Aim — Records follow. Pull out every line that contains "this".
═══ Available records ═══
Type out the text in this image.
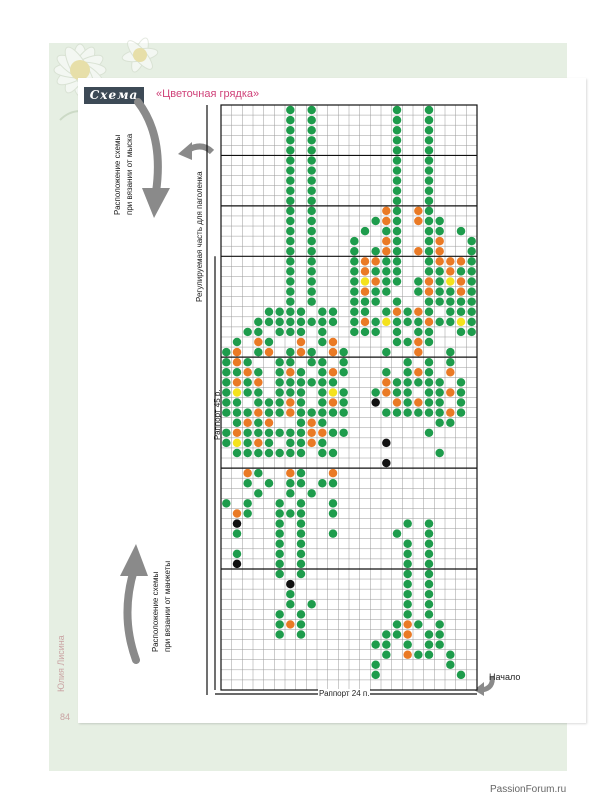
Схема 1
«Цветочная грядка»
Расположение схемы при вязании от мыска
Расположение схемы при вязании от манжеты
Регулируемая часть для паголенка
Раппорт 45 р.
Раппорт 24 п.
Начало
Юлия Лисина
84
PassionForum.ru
═══
═══ Available records ═══
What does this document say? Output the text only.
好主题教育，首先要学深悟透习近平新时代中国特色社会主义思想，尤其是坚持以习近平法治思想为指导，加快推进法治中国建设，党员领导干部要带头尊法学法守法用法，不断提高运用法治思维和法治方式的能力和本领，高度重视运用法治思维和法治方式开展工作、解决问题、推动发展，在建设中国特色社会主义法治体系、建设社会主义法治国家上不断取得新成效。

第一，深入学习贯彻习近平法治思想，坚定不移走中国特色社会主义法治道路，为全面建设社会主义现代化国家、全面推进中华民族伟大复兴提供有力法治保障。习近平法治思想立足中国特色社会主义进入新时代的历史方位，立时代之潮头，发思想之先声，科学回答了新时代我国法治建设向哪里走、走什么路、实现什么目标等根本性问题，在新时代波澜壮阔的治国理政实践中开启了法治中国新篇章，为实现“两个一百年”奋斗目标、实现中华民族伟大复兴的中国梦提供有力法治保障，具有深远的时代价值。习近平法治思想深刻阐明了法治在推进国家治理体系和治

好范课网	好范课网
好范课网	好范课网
═══
The result —
Type out the text in this image.
What does this document say? Output the text only.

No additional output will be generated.